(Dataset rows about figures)
— Start —

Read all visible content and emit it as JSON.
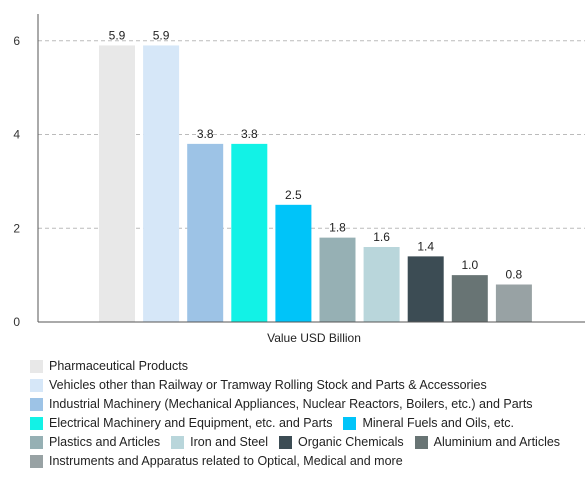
{
  "chart_data": {
    "type": "bar",
    "title": "",
    "xlabel": "Value USD Billion",
    "ylabel": "",
    "ylim": [
      0,
      6.4
    ],
    "yticks": [
      0,
      2,
      4,
      6
    ],
    "grid": true,
    "legend_position": "bottom",
    "categories": [
      "Pharmaceutical Products",
      "Vehicles other than Railway or Tramway Rolling Stock and Parts & Accessories",
      "Industrial Machinery (Mechanical Appliances, Nuclear Reactors, Boilers, etc.) and Parts",
      "Electrical Machinery and Equipment, etc. and Parts",
      "Mineral Fuels and Oils, etc.",
      "Plastics and Articles",
      "Iron and Steel",
      "Organic Chemicals",
      "Aluminium and Articles",
      "Instruments and Apparatus related to Optical, Medical and more"
    ],
    "values": [
      5.9,
      5.9,
      3.8,
      3.8,
      2.5,
      1.8,
      1.6,
      1.4,
      1.0,
      0.8
    ],
    "value_labels": [
      "5.9",
      "5.9",
      "3.8",
      "3.8",
      "2.5",
      "1.8",
      "1.6",
      "1.4",
      "1.0",
      "0.8"
    ],
    "colors": [
      "#e8e8e8",
      "#d6e7f8",
      "#9dc3e6",
      "#12f2e6",
      "#00c4f9",
      "#96b0b4",
      "#b9d6db",
      "#3c4c54",
      "#687474",
      "#98a2a4"
    ]
  },
  "legend_rows": [
    [
      0
    ],
    [
      1
    ],
    [
      2
    ],
    [
      3,
      4
    ],
    [
      5,
      6,
      7,
      8
    ],
    [
      9
    ]
  ]
}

— End —

Are you able to set down all the lines above exactly, without any pictures?

Read all visible content and emit it as JSON.
{
  "chart_data": {
    "type": "bar",
    "title": "",
    "xlabel": "Value USD Billion",
    "ylabel": "",
    "ylim": [
      0,
      6.4
    ],
    "yticks": [
      0,
      2,
      4,
      6
    ],
    "grid": true,
    "legend_position": "bottom",
    "categories": [
      "Pharmaceutical Products",
      "Vehicles other than Railway or Tramway Rolling Stock and Parts & Accessories",
      "Industrial Machinery (Mechanical Appliances, Nuclear Reactors, Boilers, etc.) and Parts",
      "Electrical Machinery and Equipment, etc. and Parts",
      "Mineral Fuels and Oils, etc.",
      "Plastics and Articles",
      "Iron and Steel",
      "Organic Chemicals",
      "Aluminium and Articles",
      "Instruments and Apparatus related to Optical, Medical and more"
    ],
    "values": [
      5.9,
      5.9,
      3.8,
      3.8,
      2.5,
      1.8,
      1.6,
      1.4,
      1.0,
      0.8
    ],
    "value_labels": [
      "5.9",
      "5.9",
      "3.8",
      "3.8",
      "2.5",
      "1.8",
      "1.6",
      "1.4",
      "1.0",
      "0.8"
    ],
    "colors": [
      "#e8e8e8",
      "#d6e7f8",
      "#9dc3e6",
      "#12f2e6",
      "#00c4f9",
      "#96b0b4",
      "#b9d6db",
      "#3c4c54",
      "#687474",
      "#98a2a4"
    ]
  },
  "legend_rows": [
    [
      0
    ],
    [
      1
    ],
    [
      2
    ],
    [
      3,
      4
    ],
    [
      5,
      6,
      7,
      8
    ],
    [
      9
    ]
  ]
}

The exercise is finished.